Every entry that follows needs to be repeated exactly.
## begin RECORD EXCERPTS
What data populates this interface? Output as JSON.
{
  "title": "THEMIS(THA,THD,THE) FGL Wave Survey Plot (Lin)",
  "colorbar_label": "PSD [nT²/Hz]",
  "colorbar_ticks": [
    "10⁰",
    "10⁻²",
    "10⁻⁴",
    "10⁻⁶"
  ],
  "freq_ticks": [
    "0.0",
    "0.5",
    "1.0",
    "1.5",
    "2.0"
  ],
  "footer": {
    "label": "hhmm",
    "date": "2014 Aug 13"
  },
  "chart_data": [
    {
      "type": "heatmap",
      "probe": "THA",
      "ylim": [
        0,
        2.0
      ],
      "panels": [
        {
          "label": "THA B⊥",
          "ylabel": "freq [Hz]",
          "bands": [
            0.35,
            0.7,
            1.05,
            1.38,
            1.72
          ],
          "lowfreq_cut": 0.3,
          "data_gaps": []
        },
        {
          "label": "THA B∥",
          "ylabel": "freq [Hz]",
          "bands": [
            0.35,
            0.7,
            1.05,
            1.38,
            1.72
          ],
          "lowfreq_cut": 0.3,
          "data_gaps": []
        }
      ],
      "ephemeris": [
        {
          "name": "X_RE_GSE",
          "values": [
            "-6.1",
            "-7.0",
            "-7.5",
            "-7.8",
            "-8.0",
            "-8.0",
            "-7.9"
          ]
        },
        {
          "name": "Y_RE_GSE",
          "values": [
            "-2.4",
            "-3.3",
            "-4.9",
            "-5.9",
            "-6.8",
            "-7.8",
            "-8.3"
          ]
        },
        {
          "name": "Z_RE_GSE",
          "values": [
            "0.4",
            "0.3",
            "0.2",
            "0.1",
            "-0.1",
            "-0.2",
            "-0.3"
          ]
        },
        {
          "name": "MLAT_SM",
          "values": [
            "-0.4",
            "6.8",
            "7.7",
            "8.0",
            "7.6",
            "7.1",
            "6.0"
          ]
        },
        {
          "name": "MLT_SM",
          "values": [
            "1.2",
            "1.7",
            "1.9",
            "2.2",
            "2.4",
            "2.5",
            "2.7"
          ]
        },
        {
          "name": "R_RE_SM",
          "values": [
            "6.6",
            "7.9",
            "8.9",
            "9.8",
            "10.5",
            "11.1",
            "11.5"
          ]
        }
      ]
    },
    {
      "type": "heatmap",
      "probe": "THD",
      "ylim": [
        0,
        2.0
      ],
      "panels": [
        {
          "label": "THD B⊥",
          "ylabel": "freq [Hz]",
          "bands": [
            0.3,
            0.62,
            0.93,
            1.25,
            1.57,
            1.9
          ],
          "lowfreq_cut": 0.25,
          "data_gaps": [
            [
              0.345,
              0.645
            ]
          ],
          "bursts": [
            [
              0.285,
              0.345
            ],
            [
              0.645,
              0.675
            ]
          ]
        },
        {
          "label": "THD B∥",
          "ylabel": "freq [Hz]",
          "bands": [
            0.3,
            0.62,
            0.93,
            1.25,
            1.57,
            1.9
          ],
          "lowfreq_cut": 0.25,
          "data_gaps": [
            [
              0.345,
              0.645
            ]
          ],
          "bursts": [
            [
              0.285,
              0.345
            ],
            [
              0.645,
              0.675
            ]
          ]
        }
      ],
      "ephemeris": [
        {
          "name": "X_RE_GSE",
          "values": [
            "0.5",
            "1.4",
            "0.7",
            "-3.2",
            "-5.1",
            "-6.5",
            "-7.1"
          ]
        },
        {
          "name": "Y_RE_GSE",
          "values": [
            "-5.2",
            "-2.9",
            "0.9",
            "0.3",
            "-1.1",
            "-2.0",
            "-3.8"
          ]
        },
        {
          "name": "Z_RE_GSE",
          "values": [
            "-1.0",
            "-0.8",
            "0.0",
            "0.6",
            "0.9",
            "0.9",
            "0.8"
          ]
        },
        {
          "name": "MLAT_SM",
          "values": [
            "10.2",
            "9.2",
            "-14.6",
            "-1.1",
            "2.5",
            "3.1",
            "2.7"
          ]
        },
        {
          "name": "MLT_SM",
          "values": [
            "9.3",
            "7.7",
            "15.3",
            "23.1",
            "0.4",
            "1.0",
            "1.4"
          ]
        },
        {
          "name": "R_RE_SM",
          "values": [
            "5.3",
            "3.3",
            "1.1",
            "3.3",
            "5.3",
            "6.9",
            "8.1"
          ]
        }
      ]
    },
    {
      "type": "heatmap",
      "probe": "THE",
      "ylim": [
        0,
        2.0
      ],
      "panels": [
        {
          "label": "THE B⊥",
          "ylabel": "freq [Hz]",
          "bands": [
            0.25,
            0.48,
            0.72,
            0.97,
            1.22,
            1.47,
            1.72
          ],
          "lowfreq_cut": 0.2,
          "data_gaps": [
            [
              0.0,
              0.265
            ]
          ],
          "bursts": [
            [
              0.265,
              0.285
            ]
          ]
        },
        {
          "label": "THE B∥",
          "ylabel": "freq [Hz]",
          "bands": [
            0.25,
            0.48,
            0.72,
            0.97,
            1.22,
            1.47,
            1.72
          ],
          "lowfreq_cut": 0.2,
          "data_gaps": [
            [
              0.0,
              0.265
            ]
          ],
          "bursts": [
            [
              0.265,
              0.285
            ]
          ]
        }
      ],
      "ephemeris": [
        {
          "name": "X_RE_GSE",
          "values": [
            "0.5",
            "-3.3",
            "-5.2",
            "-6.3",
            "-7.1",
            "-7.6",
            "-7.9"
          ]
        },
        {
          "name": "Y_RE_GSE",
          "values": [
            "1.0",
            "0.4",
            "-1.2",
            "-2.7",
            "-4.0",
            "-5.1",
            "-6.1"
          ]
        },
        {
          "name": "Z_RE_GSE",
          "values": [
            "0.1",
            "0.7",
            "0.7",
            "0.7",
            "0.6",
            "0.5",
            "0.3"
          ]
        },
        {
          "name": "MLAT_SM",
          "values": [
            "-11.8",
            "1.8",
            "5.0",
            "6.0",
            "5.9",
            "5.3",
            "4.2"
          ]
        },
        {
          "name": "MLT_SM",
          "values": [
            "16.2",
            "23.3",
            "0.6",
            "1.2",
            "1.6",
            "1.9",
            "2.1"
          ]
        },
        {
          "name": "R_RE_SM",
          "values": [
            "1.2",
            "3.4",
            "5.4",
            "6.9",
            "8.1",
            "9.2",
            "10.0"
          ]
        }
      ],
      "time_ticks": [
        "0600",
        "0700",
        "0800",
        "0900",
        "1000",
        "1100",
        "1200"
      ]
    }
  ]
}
## end RECORD EXCERPTS
FINAL ANSWER:
What data populates this interface? Output as JSON.
{
  "title": "THEMIS(THA,THD,THE) FGL Wave Survey Plot (Lin)",
  "colorbar_label": "PSD [nT²/Hz]",
  "colorbar_ticks": [
    "10⁰",
    "10⁻²",
    "10⁻⁴",
    "10⁻⁶"
  ],
  "freq_ticks": [
    "0.0",
    "0.5",
    "1.0",
    "1.5",
    "2.0"
  ],
  "footer": {
    "label": "hhmm",
    "date": "2014 Aug 13"
  },
  "chart_data": [
    {
      "type": "heatmap",
      "probe": "THA",
      "ylim": [
        0,
        2.0
      ],
      "panels": [
        {
          "label": "THA B⊥",
          "ylabel": "freq [Hz]",
          "bands": [
            0.35,
            0.7,
            1.05,
            1.38,
            1.72
          ],
          "lowfreq_cut": 0.3,
          "data_gaps": []
        },
        {
          "label": "THA B∥",
          "ylabel": "freq [Hz]",
          "bands": [
            0.35,
            0.7,
            1.05,
            1.38,
            1.72
          ],
          "lowfreq_cut": 0.3,
          "data_gaps": []
        }
      ],
      "ephemeris": [
        {
          "name": "X_RE_GSE",
          "values": [
            "-6.1",
            "-7.0",
            "-7.5",
            "-7.8",
            "-8.0",
            "-8.0",
            "-7.9"
          ]
        },
        {
          "name": "Y_RE_GSE",
          "values": [
            "-2.4",
            "-3.3",
            "-4.9",
            "-5.9",
            "-6.8",
            "-7.8",
            "-8.3"
          ]
        },
        {
          "name": "Z_RE_GSE",
          "values": [
            "0.4",
            "0.3",
            "0.2",
            "0.1",
            "-0.1",
            "-0.2",
            "-0.3"
          ]
        },
        {
          "name": "MLAT_SM",
          "values": [
            "-0.4",
            "6.8",
            "7.7",
            "8.0",
            "7.6",
            "7.1",
            "6.0"
          ]
        },
        {
          "name": "MLT_SM",
          "values": [
            "1.2",
            "1.7",
            "1.9",
            "2.2",
            "2.4",
            "2.5",
            "2.7"
          ]
        },
        {
          "name": "R_RE_SM",
          "values": [
            "6.6",
            "7.9",
            "8.9",
            "9.8",
            "10.5",
            "11.1",
            "11.5"
          ]
        }
      ]
    },
    {
      "type": "heatmap",
      "probe": "THD",
      "ylim": [
        0,
        2.0
      ],
      "panels": [
        {
          "label": "THD B⊥",
          "ylabel": "freq [Hz]",
          "bands": [
            0.3,
            0.62,
            0.93,
            1.25,
            1.57,
            1.9
          ],
          "lowfreq_cut": 0.25,
          "data_gaps": [
            [
              0.345,
              0.645
            ]
          ],
          "bursts": [
            [
              0.285,
              0.345
            ],
            [
              0.645,
              0.675
            ]
          ]
        },
        {
          "label": "THD B∥",
          "ylabel": "freq [Hz]",
          "bands": [
            0.3,
            0.62,
            0.93,
            1.25,
            1.57,
            1.9
          ],
          "lowfreq_cut": 0.25,
          "data_gaps": [
            [
              0.345,
              0.645
            ]
          ],
          "bursts": [
            [
              0.285,
              0.345
            ],
            [
              0.645,
              0.675
            ]
          ]
        }
      ],
      "ephemeris": [
        {
          "name": "X_RE_GSE",
          "values": [
            "0.5",
            "1.4",
            "0.7",
            "-3.2",
            "-5.1",
            "-6.5",
            "-7.1"
          ]
        },
        {
          "name": "Y_RE_GSE",
          "values": [
            "-5.2",
            "-2.9",
            "0.9",
            "0.3",
            "-1.1",
            "-2.0",
            "-3.8"
          ]
        },
        {
          "name": "Z_RE_GSE",
          "values": [
            "-1.0",
            "-0.8",
            "0.0",
            "0.6",
            "0.9",
            "0.9",
            "0.8"
          ]
        },
        {
          "name": "MLAT_SM",
          "values": [
            "10.2",
            "9.2",
            "-14.6",
            "-1.1",
            "2.5",
            "3.1",
            "2.7"
          ]
        },
        {
          "name": "MLT_SM",
          "values": [
            "9.3",
            "7.7",
            "15.3",
            "23.1",
            "0.4",
            "1.0",
            "1.4"
          ]
        },
        {
          "name": "R_RE_SM",
          "values": [
            "5.3",
            "3.3",
            "1.1",
            "3.3",
            "5.3",
            "6.9",
            "8.1"
          ]
        }
      ]
    },
    {
      "type": "heatmap",
      "probe": "THE",
      "ylim": [
        0,
        2.0
      ],
      "panels": [
        {
          "label": "THE B⊥",
          "ylabel": "freq [Hz]",
          "bands": [
            0.25,
            0.48,
            0.72,
            0.97,
            1.22,
            1.47,
            1.72
          ],
          "lowfreq_cut": 0.2,
          "data_gaps": [
            [
              0.0,
              0.265
            ]
          ],
          "bursts": [
            [
              0.265,
              0.285
            ]
          ]
        },
        {
          "label": "THE B∥",
          "ylabel": "freq [Hz]",
          "bands": [
            0.25,
            0.48,
            0.72,
            0.97,
            1.22,
            1.47,
            1.72
          ],
          "lowfreq_cut": 0.2,
          "data_gaps": [
            [
              0.0,
              0.265
            ]
          ],
          "bursts": [
            [
              0.265,
              0.285
            ]
          ]
        }
      ],
      "ephemeris": [
        {
          "name": "X_RE_GSE",
          "values": [
            "0.5",
            "-3.3",
            "-5.2",
            "-6.3",
            "-7.1",
            "-7.6",
            "-7.9"
          ]
        },
        {
          "name": "Y_RE_GSE",
          "values": [
            "1.0",
            "0.4",
            "-1.2",
            "-2.7",
            "-4.0",
            "-5.1",
            "-6.1"
          ]
        },
        {
          "name": "Z_RE_GSE",
          "values": [
            "0.1",
            "0.7",
            "0.7",
            "0.7",
            "0.6",
            "0.5",
            "0.3"
          ]
        },
        {
          "name": "MLAT_SM",
          "values": [
            "-11.8",
            "1.8",
            "5.0",
            "6.0",
            "5.9",
            "5.3",
            "4.2"
          ]
        },
        {
          "name": "MLT_SM",
          "values": [
            "16.2",
            "23.3",
            "0.6",
            "1.2",
            "1.6",
            "1.9",
            "2.1"
          ]
        },
        {
          "name": "R_RE_SM",
          "values": [
            "1.2",
            "3.4",
            "5.4",
            "6.9",
            "8.1",
            "9.2",
            "10.0"
          ]
        }
      ],
      "time_ticks": [
        "0600",
        "0700",
        "0800",
        "0900",
        "1000",
        "1100",
        "1200"
      ]
    }
  ]
}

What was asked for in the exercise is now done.